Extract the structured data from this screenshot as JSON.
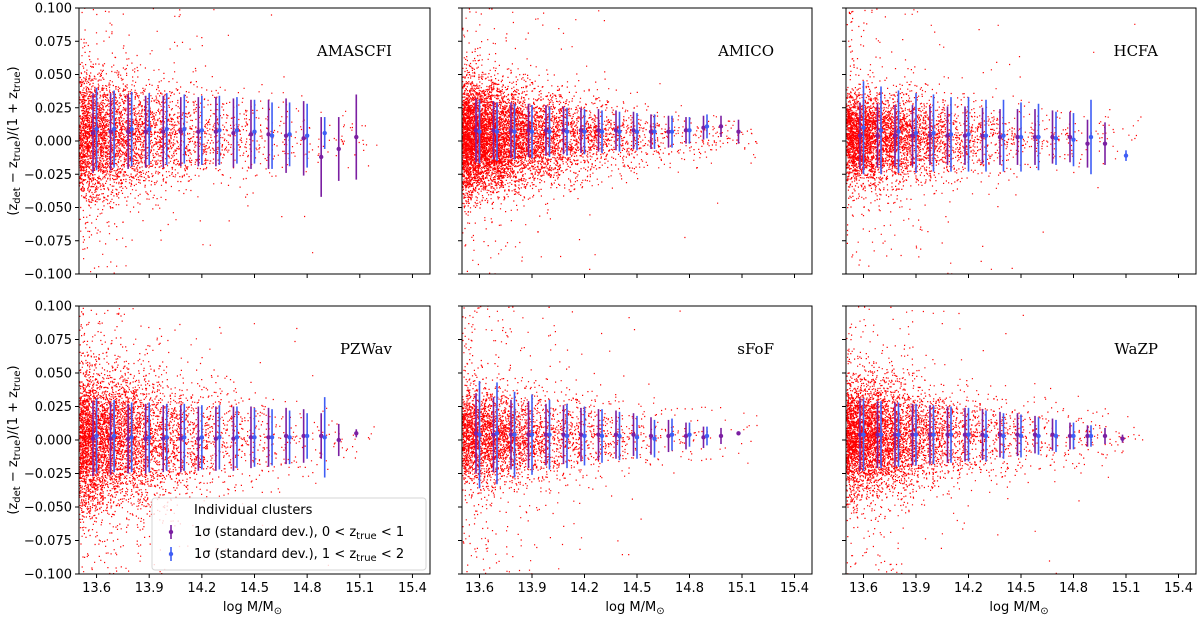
{
  "chart_data": {
    "type": "scatter",
    "layout": "2x3 grid",
    "xlabel": "log M/M",
    "xlabel_subscript": "⊙",
    "ylabel_parts": [
      "(z",
      "det",
      " − z",
      "true",
      ")/(1 + z",
      "true",
      ")"
    ],
    "xlim": [
      13.5,
      15.5
    ],
    "ylim": [
      -0.1,
      0.1
    ],
    "x_ticks": [
      13.6,
      13.9,
      14.2,
      14.5,
      14.8,
      15.1,
      15.4
    ],
    "x_tick_labels": [
      "13.6",
      "13.9",
      "14.2",
      "14.5",
      "14.8",
      "15.1",
      "15.4"
    ],
    "y_ticks": [
      -0.1,
      -0.075,
      -0.05,
      -0.025,
      0.0,
      0.025,
      0.05,
      0.075,
      0.1
    ],
    "y_tick_labels": [
      "−0.100",
      "−0.075",
      "−0.050",
      "−0.025",
      "0.000",
      "0.025",
      "0.050",
      "0.075",
      "0.100"
    ],
    "colors": {
      "scatter": "#ff0000",
      "series_low_z": "#7b1fa2",
      "series_high_z": "#3f5ef5"
    },
    "legend": {
      "placement": "lower-right of bottom-left panel",
      "entries": [
        {
          "text": "Individual clusters",
          "marker": "dot",
          "color": "#ff0000"
        },
        {
          "text_before": "1σ (standard dev.), 0 < z",
          "sub": "true",
          "text_after": " < 1",
          "marker": "errorbar",
          "color": "#7b1fa2"
        },
        {
          "text_before": "1σ (standard dev.), 1 < z",
          "sub": "true",
          "text_after": " < 2",
          "marker": "errorbar",
          "color": "#3f5ef5"
        }
      ]
    },
    "panels": [
      {
        "title": "AMASCFI",
        "scatter": {
          "density": 1.0,
          "mean": 0.003,
          "sigma_low": 0.024,
          "sigma_high": 0.01,
          "outlier_frac": 0.07
        },
        "series": [
          {
            "name": "0 < z_true < 1",
            "x": [
              13.58,
              13.68,
              13.78,
              13.88,
              13.98,
              14.08,
              14.18,
              14.28,
              14.38,
              14.48,
              14.58,
              14.68,
              14.78,
              14.88,
              14.98,
              15.08
            ],
            "y": [
              0.006,
              0.007,
              0.007,
              0.007,
              0.007,
              0.007,
              0.007,
              0.007,
              0.006,
              0.005,
              0.005,
              0.004,
              0.002,
              -0.012,
              -0.006,
              0.003
            ],
            "err": [
              0.03,
              0.029,
              0.028,
              0.027,
              0.027,
              0.026,
              0.026,
              0.026,
              0.026,
              0.026,
              0.026,
              0.028,
              0.028,
              0.03,
              0.024,
              0.032
            ]
          },
          {
            "name": "1 < z_true < 2",
            "x": [
              13.6,
              13.7,
              13.8,
              13.9,
              14.0,
              14.1,
              14.2,
              14.3,
              14.4,
              14.5,
              14.6,
              14.7,
              14.8,
              14.9
            ],
            "y": [
              0.009,
              0.009,
              0.009,
              0.009,
              0.009,
              0.009,
              0.008,
              0.008,
              0.008,
              0.007,
              0.004,
              0.005,
              0.004,
              0.006
            ],
            "err": [
              0.031,
              0.029,
              0.028,
              0.027,
              0.027,
              0.026,
              0.026,
              0.026,
              0.025,
              0.024,
              0.025,
              0.024,
              0.024,
              0.012
            ]
          }
        ]
      },
      {
        "title": "AMICO",
        "scatter": {
          "density": 1.8,
          "mean": 0.002,
          "sigma_low": 0.022,
          "sigma_high": 0.007,
          "outlier_frac": 0.03
        },
        "series": [
          {
            "name": "0 < z_true < 1",
            "x": [
              13.58,
              13.68,
              13.78,
              13.88,
              13.98,
              14.08,
              14.18,
              14.28,
              14.38,
              14.48,
              14.58,
              14.68,
              14.78,
              14.88,
              14.98,
              15.08
            ],
            "y": [
              0.008,
              0.008,
              0.008,
              0.008,
              0.008,
              0.008,
              0.008,
              0.008,
              0.008,
              0.008,
              0.007,
              0.007,
              0.008,
              0.01,
              0.011,
              0.007
            ],
            "err": [
              0.024,
              0.022,
              0.021,
              0.02,
              0.019,
              0.018,
              0.017,
              0.016,
              0.015,
              0.014,
              0.013,
              0.012,
              0.01,
              0.009,
              0.008,
              0.009
            ]
          },
          {
            "name": "1 < z_true < 2",
            "x": [
              13.6,
              13.7,
              13.8,
              13.9,
              14.0,
              14.1,
              14.2,
              14.3,
              14.4,
              14.5,
              14.6,
              14.7,
              14.8,
              14.9
            ],
            "y": [
              0.007,
              0.007,
              0.007,
              0.007,
              0.007,
              0.007,
              0.007,
              0.007,
              0.007,
              0.007,
              0.007,
              0.007,
              0.008,
              0.011
            ],
            "err": [
              0.024,
              0.022,
              0.021,
              0.02,
              0.019,
              0.018,
              0.017,
              0.016,
              0.015,
              0.014,
              0.013,
              0.012,
              0.01,
              0.009
            ]
          }
        ]
      },
      {
        "title": "HCFA",
        "scatter": {
          "density": 1.1,
          "mean": 0.002,
          "sigma_low": 0.018,
          "sigma_high": 0.01,
          "outlier_frac": 0.06
        },
        "series": [
          {
            "name": "0 < z_true < 1",
            "x": [
              13.58,
              13.68,
              13.78,
              13.88,
              13.98,
              14.08,
              14.18,
              14.28,
              14.38,
              14.48,
              14.58,
              14.68,
              14.78,
              14.88,
              14.98
            ],
            "y": [
              0.004,
              0.004,
              0.004,
              0.004,
              0.004,
              0.004,
              0.004,
              0.004,
              0.003,
              0.003,
              0.003,
              0.003,
              0.003,
              -0.002,
              -0.002
            ],
            "err": [
              0.025,
              0.024,
              0.023,
              0.023,
              0.022,
              0.022,
              0.022,
              0.021,
              0.021,
              0.021,
              0.021,
              0.02,
              0.019,
              0.018,
              0.016
            ]
          },
          {
            "name": "1 < z_true < 2",
            "x": [
              13.6,
              13.7,
              13.8,
              13.9,
              14.0,
              14.1,
              14.2,
              14.3,
              14.4,
              14.5,
              14.6,
              14.7,
              14.8,
              14.9,
              15.1
            ],
            "y": [
              0.01,
              0.008,
              0.007,
              0.006,
              0.006,
              0.005,
              0.005,
              0.004,
              0.004,
              0.003,
              0.003,
              0.002,
              0.001,
              0.003,
              -0.011
            ],
            "err": [
              0.035,
              0.033,
              0.031,
              0.03,
              0.029,
              0.028,
              0.028,
              0.027,
              0.027,
              0.026,
              0.025,
              0.02,
              0.02,
              0.028,
              0.004
            ]
          }
        ]
      },
      {
        "title": "PZWav",
        "scatter": {
          "density": 1.3,
          "mean": 0.0,
          "sigma_low": 0.028,
          "sigma_high": 0.011,
          "outlier_frac": 0.07
        },
        "series": [
          {
            "name": "0 < z_true < 1",
            "x": [
              13.58,
              13.68,
              13.78,
              13.88,
              13.98,
              14.08,
              14.18,
              14.28,
              14.38,
              14.48,
              14.58,
              14.68,
              14.78,
              14.88,
              14.98,
              15.08
            ],
            "y": [
              0.001,
              0.001,
              0.001,
              0.001,
              0.001,
              0.001,
              0.001,
              0.001,
              0.001,
              0.002,
              0.002,
              0.003,
              0.003,
              0.003,
              0.0,
              0.005
            ],
            "err": [
              0.028,
              0.027,
              0.026,
              0.026,
              0.025,
              0.025,
              0.024,
              0.024,
              0.024,
              0.023,
              0.022,
              0.021,
              0.02,
              0.017,
              0.012,
              0.003
            ]
          },
          {
            "name": "1 < z_true < 2",
            "x": [
              13.6,
              13.7,
              13.8,
              13.9,
              14.0,
              14.1,
              14.2,
              14.3,
              14.4,
              14.5,
              14.6,
              14.7,
              14.8,
              14.9
            ],
            "y": [
              0.003,
              0.003,
              0.002,
              0.002,
              0.002,
              0.002,
              0.002,
              0.002,
              0.002,
              0.002,
              0.002,
              0.002,
              0.003,
              0.002
            ],
            "err": [
              0.028,
              0.027,
              0.026,
              0.026,
              0.025,
              0.025,
              0.024,
              0.024,
              0.023,
              0.022,
              0.021,
              0.02,
              0.017,
              0.03
            ]
          }
        ]
      },
      {
        "title": "sFoF",
        "scatter": {
          "density": 0.9,
          "mean": 0.002,
          "sigma_low": 0.018,
          "sigma_high": 0.012,
          "outlier_frac": 0.09
        },
        "series": [
          {
            "name": "0 < z_true < 1",
            "x": [
              13.58,
              13.68,
              13.78,
              13.88,
              13.98,
              14.08,
              14.18,
              14.28,
              14.38,
              14.48,
              14.58,
              14.68,
              14.78,
              14.88,
              14.98,
              15.08
            ],
            "y": [
              0.005,
              0.004,
              0.004,
              0.004,
              0.004,
              0.004,
              0.004,
              0.004,
              0.004,
              0.004,
              0.003,
              0.003,
              0.003,
              0.002,
              0.003,
              0.005
            ],
            "err": [
              0.03,
              0.028,
              0.026,
              0.025,
              0.023,
              0.022,
              0.02,
              0.019,
              0.018,
              0.016,
              0.014,
              0.012,
              0.01,
              0.008,
              0.006,
              0.001
            ]
          },
          {
            "name": "1 < z_true < 2",
            "x": [
              13.6,
              13.7,
              13.8,
              13.9,
              14.0,
              14.1,
              14.2,
              14.3,
              14.4,
              14.5,
              14.6,
              14.7,
              14.8,
              14.9
            ],
            "y": [
              0.004,
              0.005,
              0.004,
              0.004,
              0.004,
              0.003,
              0.003,
              0.003,
              0.003,
              0.002,
              0.001,
              0.004,
              0.004,
              0.003
            ],
            "err": [
              0.04,
              0.038,
              0.032,
              0.03,
              0.026,
              0.024,
              0.022,
              0.02,
              0.018,
              0.016,
              0.014,
              0.012,
              0.009,
              0.007
            ]
          }
        ]
      },
      {
        "title": "WaZP",
        "scatter": {
          "density": 1.3,
          "mean": 0.002,
          "sigma_low": 0.022,
          "sigma_high": 0.01,
          "outlier_frac": 0.05
        },
        "series": [
          {
            "name": "0 < z_true < 1",
            "x": [
              13.58,
              13.68,
              13.78,
              13.88,
              13.98,
              14.08,
              14.18,
              14.28,
              14.38,
              14.48,
              14.58,
              14.68,
              14.78,
              14.88,
              14.98,
              15.08
            ],
            "y": [
              0.004,
              0.004,
              0.004,
              0.004,
              0.004,
              0.004,
              0.004,
              0.004,
              0.004,
              0.004,
              0.004,
              0.004,
              0.003,
              0.003,
              0.003,
              0.001
            ],
            "err": [
              0.027,
              0.025,
              0.024,
              0.023,
              0.022,
              0.021,
              0.02,
              0.019,
              0.017,
              0.016,
              0.014,
              0.012,
              0.01,
              0.008,
              0.006,
              0.003
            ]
          },
          {
            "name": "1 < z_true < 2",
            "x": [
              13.6,
              13.7,
              13.8,
              13.9,
              14.0,
              14.1,
              14.2,
              14.3,
              14.4,
              14.5,
              14.6,
              14.7,
              14.8,
              14.9
            ],
            "y": [
              0.004,
              0.004,
              0.004,
              0.004,
              0.004,
              0.004,
              0.004,
              0.003,
              0.003,
              0.003,
              0.003,
              0.003,
              0.003,
              0.003
            ],
            "err": [
              0.027,
              0.025,
              0.024,
              0.023,
              0.022,
              0.021,
              0.02,
              0.019,
              0.017,
              0.016,
              0.014,
              0.012,
              0.01,
              0.008
            ]
          }
        ]
      }
    ]
  }
}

--*--

Find the word "standard" and list each line it appears in.

          "text_before": "1σ (standard dev.), 0 < z",
          "text_before": "1σ (standard dev.), 1 < z",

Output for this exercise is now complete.